[Stored data]

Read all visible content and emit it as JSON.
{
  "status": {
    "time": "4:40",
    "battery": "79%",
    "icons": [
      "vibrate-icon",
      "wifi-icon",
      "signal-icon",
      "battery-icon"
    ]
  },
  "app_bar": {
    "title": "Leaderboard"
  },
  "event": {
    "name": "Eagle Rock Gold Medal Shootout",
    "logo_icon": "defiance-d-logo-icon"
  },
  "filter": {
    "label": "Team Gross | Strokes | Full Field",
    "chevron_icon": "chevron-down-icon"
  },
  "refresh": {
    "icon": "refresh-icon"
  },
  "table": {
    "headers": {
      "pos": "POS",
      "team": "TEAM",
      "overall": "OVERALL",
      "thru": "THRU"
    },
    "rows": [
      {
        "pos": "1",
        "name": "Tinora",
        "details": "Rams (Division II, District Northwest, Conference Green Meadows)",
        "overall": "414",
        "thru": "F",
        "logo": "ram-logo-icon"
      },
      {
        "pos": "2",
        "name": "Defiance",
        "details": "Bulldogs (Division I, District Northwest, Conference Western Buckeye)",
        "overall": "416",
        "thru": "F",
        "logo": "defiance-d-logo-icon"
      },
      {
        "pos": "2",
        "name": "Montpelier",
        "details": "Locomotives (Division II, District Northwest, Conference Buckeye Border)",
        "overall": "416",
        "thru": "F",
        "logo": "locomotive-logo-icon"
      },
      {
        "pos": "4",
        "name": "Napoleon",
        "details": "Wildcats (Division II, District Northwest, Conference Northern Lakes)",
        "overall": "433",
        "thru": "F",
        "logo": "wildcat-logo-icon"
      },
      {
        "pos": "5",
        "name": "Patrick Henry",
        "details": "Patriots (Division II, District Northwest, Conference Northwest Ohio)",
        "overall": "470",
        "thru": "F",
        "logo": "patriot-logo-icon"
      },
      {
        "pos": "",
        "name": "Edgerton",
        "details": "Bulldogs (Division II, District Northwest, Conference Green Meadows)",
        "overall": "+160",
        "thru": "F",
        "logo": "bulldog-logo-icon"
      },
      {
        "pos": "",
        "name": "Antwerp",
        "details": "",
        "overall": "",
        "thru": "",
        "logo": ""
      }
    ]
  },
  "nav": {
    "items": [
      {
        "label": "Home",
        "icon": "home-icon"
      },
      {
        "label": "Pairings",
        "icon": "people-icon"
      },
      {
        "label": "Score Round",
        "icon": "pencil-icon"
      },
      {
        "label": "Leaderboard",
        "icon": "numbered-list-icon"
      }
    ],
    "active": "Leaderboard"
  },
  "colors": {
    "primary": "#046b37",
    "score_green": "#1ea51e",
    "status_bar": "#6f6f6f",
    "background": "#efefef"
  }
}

* **STATED TASK**
The records above must be output exactly, in full.

* **RESPONSE FOR THIS EXERCISE**
Read all visible content and emit it as JSON.
{
  "status": {
    "time": "4:40",
    "battery": "79%",
    "icons": [
      "vibrate-icon",
      "wifi-icon",
      "signal-icon",
      "battery-icon"
    ]
  },
  "app_bar": {
    "title": "Leaderboard"
  },
  "event": {
    "name": "Eagle Rock Gold Medal Shootout",
    "logo_icon": "defiance-d-logo-icon"
  },
  "filter": {
    "label": "Team Gross | Strokes | Full Field",
    "chevron_icon": "chevron-down-icon"
  },
  "refresh": {
    "icon": "refresh-icon"
  },
  "table": {
    "headers": {
      "pos": "POS",
      "team": "TEAM",
      "overall": "OVERALL",
      "thru": "THRU"
    },
    "rows": [
      {
        "pos": "1",
        "name": "Tinora",
        "details": "Rams (Division II, District Northwest, Conference Green Meadows)",
        "overall": "414",
        "thru": "F",
        "logo": "ram-logo-icon"
      },
      {
        "pos": "2",
        "name": "Defiance",
        "details": "Bulldogs (Division I, District Northwest, Conference Western Buckeye)",
        "overall": "416",
        "thru": "F",
        "logo": "defiance-d-logo-icon"
      },
      {
        "pos": "2",
        "name": "Montpelier",
        "details": "Locomotives (Division II, District Northwest, Conference Buckeye Border)",
        "overall": "416",
        "thru": "F",
        "logo": "locomotive-logo-icon"
      },
      {
        "pos": "4",
        "name": "Napoleon",
        "details": "Wildcats (Division II, District Northwest, Conference Northern Lakes)",
        "overall": "433",
        "thru": "F",
        "logo": "wildcat-logo-icon"
      },
      {
        "pos": "5",
        "name": "Patrick Henry",
        "details": "Patriots (Division II, District Northwest, Conference Northwest Ohio)",
        "overall": "470",
        "thru": "F",
        "logo": "patriot-logo-icon"
      },
      {
        "pos": "",
        "name": "Edgerton",
        "details": "Bulldogs (Division II, District Northwest, Conference Green Meadows)",
        "overall": "+160",
        "thru": "F",
        "logo": "bulldog-logo-icon"
      },
      {
        "pos": "",
        "name": "Antwerp",
        "details": "",
        "overall": "",
        "thru": "",
        "logo": ""
      }
    ]
  },
  "nav": {
    "items": [
      {
        "label": "Home",
        "icon": "home-icon"
      },
      {
        "label": "Pairings",
        "icon": "people-icon"
      },
      {
        "label": "Score Round",
        "icon": "pencil-icon"
      },
      {
        "label": "Leaderboard",
        "icon": "numbered-list-icon"
      }
    ],
    "active": "Leaderboard"
  },
  "colors": {
    "primary": "#046b37",
    "score_green": "#1ea51e",
    "status_bar": "#6f6f6f",
    "background": "#efefef"
  }
}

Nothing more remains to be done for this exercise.